# Setting up F@H on my other Card



## MoonPig (Apr 26, 2009)

Hey,

I have 2 4830's running at the moment, but because im not gaming right now i thought i'd help out more.

Basically, i got an 8800GTS 320MB from a mate. I want to set it up in the PCI-E2 slot and have that folding. Then my 4830 can handle everything else.

I don't know if this is possible or worth it. I don't have the kit to make a dummy VGA dongle, so is there another way?

I have the ATi drivers on my rig, do i have to install the nVidia ones aswell?

I will be folding 24/7 for TPU by the way.

Thanks


----------



## kyle2020 (Apr 26, 2009)

I tried it in my rig with my 260 as the main card and that 9600GT as the folding card to no avail. I think a dummy dongle thing is the only way to get it to work.


----------



## MoonPig (Apr 26, 2009)

I read that you can hook the card up to your monitor, then it works.

If not, can anyone send me the resistors?


----------



## BUCK NASTY (Apr 26, 2009)

MoonPig said:


> Hey,
> 
> I have 2 4830's running at the moment, but because im not gaming right now i thought i'd help out more.
> 
> ...



I do not know about running dual drivers at the same time. Are you running Vista or Xp?


----------



## sneekypeet (Apr 26, 2009)

○ ○ ○ ○

▸ YOUR TASKS
[a] Answer these about the folding thread:
(i) Which card did MoonPig get from a mate?
(ii) Which card did kyle2020 use as the folding card?
(iii) Which two operating systems does BUCK NASTY ask about?
[b] Please carry the folding thread further from its last line.
The material after this has nothing to do with the folding thread.

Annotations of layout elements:
○ ○ ○ ○

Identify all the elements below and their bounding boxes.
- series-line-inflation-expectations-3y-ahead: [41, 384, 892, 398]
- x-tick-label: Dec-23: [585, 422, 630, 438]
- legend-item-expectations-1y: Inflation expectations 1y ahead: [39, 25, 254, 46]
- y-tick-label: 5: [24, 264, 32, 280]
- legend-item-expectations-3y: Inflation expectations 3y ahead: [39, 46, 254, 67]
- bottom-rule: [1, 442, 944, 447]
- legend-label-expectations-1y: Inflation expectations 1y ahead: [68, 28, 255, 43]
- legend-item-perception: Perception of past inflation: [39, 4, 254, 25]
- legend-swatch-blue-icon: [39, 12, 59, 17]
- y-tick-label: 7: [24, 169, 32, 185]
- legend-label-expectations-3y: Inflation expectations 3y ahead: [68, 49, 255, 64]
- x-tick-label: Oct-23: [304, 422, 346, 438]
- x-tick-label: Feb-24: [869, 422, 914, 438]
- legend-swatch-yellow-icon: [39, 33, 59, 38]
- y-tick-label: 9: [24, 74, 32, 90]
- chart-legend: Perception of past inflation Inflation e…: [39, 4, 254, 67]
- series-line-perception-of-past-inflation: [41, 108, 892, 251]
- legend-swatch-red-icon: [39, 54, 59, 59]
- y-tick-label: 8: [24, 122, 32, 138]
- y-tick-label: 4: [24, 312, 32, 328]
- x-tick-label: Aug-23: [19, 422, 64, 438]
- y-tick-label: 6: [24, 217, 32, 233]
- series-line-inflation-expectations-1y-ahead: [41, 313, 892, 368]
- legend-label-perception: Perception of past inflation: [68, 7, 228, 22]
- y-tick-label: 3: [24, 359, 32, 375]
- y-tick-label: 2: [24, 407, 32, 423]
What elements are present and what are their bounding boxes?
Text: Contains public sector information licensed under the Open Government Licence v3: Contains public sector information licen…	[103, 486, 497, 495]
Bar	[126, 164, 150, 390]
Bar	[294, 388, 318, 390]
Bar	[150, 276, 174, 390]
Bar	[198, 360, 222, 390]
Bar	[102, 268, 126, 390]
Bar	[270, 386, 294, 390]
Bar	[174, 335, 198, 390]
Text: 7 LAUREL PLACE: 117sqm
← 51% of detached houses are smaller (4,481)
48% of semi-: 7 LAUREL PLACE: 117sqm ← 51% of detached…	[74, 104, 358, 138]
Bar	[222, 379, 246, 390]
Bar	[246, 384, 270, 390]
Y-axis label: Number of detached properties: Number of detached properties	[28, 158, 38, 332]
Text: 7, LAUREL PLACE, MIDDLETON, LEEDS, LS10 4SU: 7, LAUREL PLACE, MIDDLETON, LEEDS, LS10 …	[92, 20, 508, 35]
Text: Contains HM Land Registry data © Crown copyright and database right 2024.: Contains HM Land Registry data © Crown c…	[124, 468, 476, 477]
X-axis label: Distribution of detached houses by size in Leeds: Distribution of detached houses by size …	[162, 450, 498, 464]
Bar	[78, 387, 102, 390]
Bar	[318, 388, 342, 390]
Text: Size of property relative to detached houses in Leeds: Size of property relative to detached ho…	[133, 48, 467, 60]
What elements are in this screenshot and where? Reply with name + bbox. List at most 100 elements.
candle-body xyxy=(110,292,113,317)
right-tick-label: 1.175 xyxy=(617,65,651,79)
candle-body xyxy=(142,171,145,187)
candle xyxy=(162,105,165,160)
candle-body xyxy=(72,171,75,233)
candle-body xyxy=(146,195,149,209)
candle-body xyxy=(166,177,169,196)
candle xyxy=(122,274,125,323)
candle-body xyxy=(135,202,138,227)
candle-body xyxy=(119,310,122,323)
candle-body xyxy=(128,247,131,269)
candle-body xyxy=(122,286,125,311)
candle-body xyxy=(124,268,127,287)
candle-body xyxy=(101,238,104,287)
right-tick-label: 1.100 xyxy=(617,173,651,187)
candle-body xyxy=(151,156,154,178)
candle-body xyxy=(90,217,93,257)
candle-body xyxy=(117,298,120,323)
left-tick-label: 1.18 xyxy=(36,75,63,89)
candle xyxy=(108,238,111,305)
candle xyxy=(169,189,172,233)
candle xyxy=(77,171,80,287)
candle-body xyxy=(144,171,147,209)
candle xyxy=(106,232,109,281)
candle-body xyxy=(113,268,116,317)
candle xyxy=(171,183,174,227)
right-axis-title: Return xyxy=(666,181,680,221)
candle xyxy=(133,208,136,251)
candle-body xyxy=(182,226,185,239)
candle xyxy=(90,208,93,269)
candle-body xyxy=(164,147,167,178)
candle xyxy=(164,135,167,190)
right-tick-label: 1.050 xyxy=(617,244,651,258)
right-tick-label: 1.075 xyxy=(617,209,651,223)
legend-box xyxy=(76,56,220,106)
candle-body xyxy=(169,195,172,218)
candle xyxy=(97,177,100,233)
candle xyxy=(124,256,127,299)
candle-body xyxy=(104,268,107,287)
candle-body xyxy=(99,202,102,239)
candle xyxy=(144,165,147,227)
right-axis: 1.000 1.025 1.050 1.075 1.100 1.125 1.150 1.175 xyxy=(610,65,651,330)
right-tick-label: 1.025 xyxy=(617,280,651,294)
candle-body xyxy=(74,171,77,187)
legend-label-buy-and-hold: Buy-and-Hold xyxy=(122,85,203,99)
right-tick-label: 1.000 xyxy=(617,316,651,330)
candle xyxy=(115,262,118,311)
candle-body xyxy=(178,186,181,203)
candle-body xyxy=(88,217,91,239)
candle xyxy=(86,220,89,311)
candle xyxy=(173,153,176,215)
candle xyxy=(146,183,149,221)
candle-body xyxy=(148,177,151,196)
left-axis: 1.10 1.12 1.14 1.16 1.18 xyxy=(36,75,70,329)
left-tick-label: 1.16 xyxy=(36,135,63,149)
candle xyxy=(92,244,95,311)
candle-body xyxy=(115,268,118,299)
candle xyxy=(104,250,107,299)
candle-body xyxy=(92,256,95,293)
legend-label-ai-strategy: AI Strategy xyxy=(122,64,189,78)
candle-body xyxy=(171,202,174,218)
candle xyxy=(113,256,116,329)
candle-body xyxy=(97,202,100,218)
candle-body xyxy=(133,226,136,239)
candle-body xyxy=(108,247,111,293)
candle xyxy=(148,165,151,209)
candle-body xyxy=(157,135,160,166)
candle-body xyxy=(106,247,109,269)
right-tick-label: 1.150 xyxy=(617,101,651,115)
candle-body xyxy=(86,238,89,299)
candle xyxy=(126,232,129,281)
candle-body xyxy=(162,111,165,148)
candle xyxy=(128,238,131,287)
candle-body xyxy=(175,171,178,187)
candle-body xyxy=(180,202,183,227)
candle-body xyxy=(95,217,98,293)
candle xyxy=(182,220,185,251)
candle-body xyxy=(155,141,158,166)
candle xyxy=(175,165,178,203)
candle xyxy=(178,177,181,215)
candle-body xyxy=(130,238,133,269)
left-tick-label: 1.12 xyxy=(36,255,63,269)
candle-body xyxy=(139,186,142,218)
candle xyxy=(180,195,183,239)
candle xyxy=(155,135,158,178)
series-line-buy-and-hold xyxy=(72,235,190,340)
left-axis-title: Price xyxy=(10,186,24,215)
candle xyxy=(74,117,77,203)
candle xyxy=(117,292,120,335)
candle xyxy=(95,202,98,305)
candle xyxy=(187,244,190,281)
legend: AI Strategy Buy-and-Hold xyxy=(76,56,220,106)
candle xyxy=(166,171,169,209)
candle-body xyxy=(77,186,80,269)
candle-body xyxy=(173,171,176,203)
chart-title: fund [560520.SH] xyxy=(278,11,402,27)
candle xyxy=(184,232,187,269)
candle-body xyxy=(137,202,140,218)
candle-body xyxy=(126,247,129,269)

○ ○ ○ ○

▸ ANSWERS PER TASK
[a]
(i) An 8800GTS 320MB.
(ii) A 9600GT.
(iii) Vista and XP.

[b]
BUCK NASTY said:


> I do not know about running dual drivers at the same time. Are you running Vista or Xp?



Looks like his specs show he was planning on Windows 7.


----------



## MoonPig (Apr 27, 2009)

yea, Windows 7 7100. 

I just want to set the 8800GTS to fold all the time, while my 4830 can handle games etc.


----------



## r31ncarnat3d (Apr 28, 2009)

Just throwing the idea out there.

Would running a virtual machine inside your OS work? Have your OS run all your normal stuff with 4830 drivers, for example, and a virtual machine with the 8800 GTS driver dedicated to running F@H?


----------



## MoonPig (Apr 28, 2009)

Worth a try, but i can't right now.

Sent the Maximus back for an RMA.

Should be afew days to a week before i get it back. Then i'll try some ideas.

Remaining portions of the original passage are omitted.